Restate, word for word, every line of the data.

***** DATASET RECORDS

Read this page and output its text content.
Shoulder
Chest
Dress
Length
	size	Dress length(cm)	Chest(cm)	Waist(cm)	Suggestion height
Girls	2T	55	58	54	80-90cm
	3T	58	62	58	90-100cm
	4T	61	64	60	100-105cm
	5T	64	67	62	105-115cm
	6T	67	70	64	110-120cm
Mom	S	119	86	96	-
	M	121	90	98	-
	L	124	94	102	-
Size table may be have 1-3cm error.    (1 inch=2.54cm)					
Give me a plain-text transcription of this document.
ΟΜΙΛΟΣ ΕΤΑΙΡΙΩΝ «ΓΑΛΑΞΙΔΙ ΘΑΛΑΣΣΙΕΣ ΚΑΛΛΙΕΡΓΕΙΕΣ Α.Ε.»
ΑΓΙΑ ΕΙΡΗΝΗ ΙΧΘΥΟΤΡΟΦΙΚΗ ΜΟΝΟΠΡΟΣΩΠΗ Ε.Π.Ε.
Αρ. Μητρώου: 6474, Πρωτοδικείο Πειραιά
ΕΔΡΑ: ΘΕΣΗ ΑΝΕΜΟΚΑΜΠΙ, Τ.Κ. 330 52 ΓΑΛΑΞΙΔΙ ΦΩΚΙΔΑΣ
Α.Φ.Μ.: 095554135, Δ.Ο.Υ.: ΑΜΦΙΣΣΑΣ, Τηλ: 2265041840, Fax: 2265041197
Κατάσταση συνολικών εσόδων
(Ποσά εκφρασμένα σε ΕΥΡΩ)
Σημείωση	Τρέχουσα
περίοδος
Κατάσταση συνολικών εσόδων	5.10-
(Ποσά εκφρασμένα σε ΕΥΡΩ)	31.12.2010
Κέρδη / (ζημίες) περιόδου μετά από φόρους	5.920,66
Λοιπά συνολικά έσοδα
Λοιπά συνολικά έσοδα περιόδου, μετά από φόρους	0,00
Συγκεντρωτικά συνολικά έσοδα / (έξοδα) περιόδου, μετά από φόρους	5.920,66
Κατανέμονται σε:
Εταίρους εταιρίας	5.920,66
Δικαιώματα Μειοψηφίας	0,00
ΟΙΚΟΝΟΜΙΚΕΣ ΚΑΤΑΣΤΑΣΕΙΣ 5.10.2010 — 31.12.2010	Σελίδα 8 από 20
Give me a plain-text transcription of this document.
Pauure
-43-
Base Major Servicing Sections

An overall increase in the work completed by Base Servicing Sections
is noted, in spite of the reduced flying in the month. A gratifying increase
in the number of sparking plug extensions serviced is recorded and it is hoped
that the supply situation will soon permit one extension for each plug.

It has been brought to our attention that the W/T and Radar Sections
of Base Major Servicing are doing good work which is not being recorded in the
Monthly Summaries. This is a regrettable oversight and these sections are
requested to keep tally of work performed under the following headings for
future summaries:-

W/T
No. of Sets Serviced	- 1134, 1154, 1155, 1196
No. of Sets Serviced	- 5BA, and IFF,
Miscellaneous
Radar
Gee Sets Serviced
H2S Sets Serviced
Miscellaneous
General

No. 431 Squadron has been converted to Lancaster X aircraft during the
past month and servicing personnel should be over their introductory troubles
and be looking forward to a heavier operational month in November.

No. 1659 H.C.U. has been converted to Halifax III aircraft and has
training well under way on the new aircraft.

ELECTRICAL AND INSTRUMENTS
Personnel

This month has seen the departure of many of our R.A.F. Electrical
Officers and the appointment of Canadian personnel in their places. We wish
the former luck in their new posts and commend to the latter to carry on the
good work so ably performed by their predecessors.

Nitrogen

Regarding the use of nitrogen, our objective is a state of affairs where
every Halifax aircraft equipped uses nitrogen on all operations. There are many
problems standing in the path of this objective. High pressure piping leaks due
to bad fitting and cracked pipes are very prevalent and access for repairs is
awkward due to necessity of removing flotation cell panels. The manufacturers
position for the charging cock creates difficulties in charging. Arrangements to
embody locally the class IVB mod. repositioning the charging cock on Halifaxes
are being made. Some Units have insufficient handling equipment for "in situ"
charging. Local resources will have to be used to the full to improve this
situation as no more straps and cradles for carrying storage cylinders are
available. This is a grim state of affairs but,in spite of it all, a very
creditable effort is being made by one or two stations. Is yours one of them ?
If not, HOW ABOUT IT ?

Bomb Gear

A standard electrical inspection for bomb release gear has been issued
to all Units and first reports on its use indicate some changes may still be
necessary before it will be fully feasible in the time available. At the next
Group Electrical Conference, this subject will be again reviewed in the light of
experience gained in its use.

**********

## CORRECT ANSWER
Read this page and output its text content.
Shoulder
Chest
Dress
Length
	size	Dress length(cm)	Chest(cm)	Waist(cm)	Suggestion height
Girls	2T	55	58	54	80-90cm
	3T	58	62	58	90-100cm
	4T	61	64	60	100-105cm
	5T	64	67	62	105-115cm
	6T	67	70	64	110-120cm
Mom	S	119	86	96	-
	M	121	90	98	-
	L	124	94	102	-
Size table may be have 1-3cm error.    (1 inch=2.54cm)					
Give me a plain-text transcription of this document.
ΟΜΙΛΟΣ ΕΤΑΙΡΙΩΝ «ΓΑΛΑΞΙΔΙ ΘΑΛΑΣΣΙΕΣ ΚΑΛΛΙΕΡΓΕΙΕΣ Α.Ε.»
ΑΓΙΑ ΕΙΡΗΝΗ ΙΧΘΥΟΤΡΟΦΙΚΗ ΜΟΝΟΠΡΟΣΩΠΗ Ε.Π.Ε.
Αρ. Μητρώου: 6474, Πρωτοδικείο Πειραιά
ΕΔΡΑ: ΘΕΣΗ ΑΝΕΜΟΚΑΜΠΙ, Τ.Κ. 330 52 ΓΑΛΑΞΙΔΙ ΦΩΚΙΔΑΣ
Α.Φ.Μ.: 095554135, Δ.Ο.Υ.: ΑΜΦΙΣΣΑΣ, Τηλ: 2265041840, Fax: 2265041197
Κατάσταση συνολικών εσόδων
(Ποσά εκφρασμένα σε ΕΥΡΩ)
Σημείωση	Τρέχουσα
περίοδος
Κατάσταση συνολικών εσόδων	5.10-
(Ποσά εκφρασμένα σε ΕΥΡΩ)	31.12.2010
Κέρδη / (ζημίες) περιόδου μετά από φόρους	5.920,66
Λοιπά συνολικά έσοδα
Λοιπά συνολικά έσοδα περιόδου, μετά από φόρους	0,00
Συγκεντρωτικά συνολικά έσοδα / (έξοδα) περιόδου, μετά από φόρους	5.920,66
Κατανέμονται σε:
Εταίρους εταιρίας	5.920,66
Δικαιώματα Μειοψηφίας	0,00
ΟΙΚΟΝΟΜΙΚΕΣ ΚΑΤΑΣΤΑΣΕΙΣ 5.10.2010 — 31.12.2010	Σελίδα 8 από 20
Give me a plain-text transcription of this document.
Pauure
-43-
Base Major Servicing Sections

An overall increase in the work completed by Base Servicing Sections
is noted, in spite of the reduced flying in the month. A gratifying increase
in the number of sparking plug extensions serviced is recorded and it is hoped
that the supply situation will soon permit one extension for each plug.

It has been brought to our attention that the W/T and Radar Sections
of Base Major Servicing are doing good work which is not being recorded in the
Monthly Summaries. This is a regrettable oversight and these sections are
requested to keep tally of work performed under the following headings for
future summaries:-

W/T
No. of Sets Serviced	- 1134, 1154, 1155, 1196
No. of Sets Serviced	- 5BA, and IFF,
Miscellaneous
Radar
Gee Sets Serviced
H2S Sets Serviced
Miscellaneous
General

No. 431 Squadron has been converted to Lancaster X aircraft during the
past month and servicing personnel should be over their introductory troubles
and be looking forward to a heavier operational month in November.

No. 1659 H.C.U. has been converted to Halifax III aircraft and has
training well under way on the new aircraft.

ELECTRICAL AND INSTRUMENTS
Personnel

This month has seen the departure of many of our R.A.F. Electrical
Officers and the appointment of Canadian personnel in their places. We wish
the former luck in their new posts and commend to the latter to carry on the
good work so ably performed by their predecessors.

Nitrogen

Regarding the use of nitrogen, our objective is a state of affairs where
every Halifax aircraft equipped uses nitrogen on all operations. There are many
problems standing in the path of this objective. High pressure piping leaks due
to bad fitting and cracked pipes are very prevalent and access for repairs is
awkward due to necessity of removing flotation cell panels. The manufacturers
position for the charging cock creates difficulties in charging. Arrangements to
embody locally the class IVB mod. repositioning the charging cock on Halifaxes
are being made. Some Units have insufficient handling equipment for "in situ"
charging. Local resources will have to be used to the full to improve this
situation as no more straps and cradles for carrying storage cylinders are
available. This is a grim state of affairs but,in spite of it all, a very
creditable effort is being made by one or two stations. Is yours one of them ?
If not, HOW ABOUT IT ?

Bomb Gear

A standard electrical inspection for bomb release gear has been issued
to all Units and first reports on its use indicate some changes may still be
necessary before it will be fully feasible in the time available. At the next
Group Electrical Conference, this subject will be again reviewed in the light of
experience gained in its use.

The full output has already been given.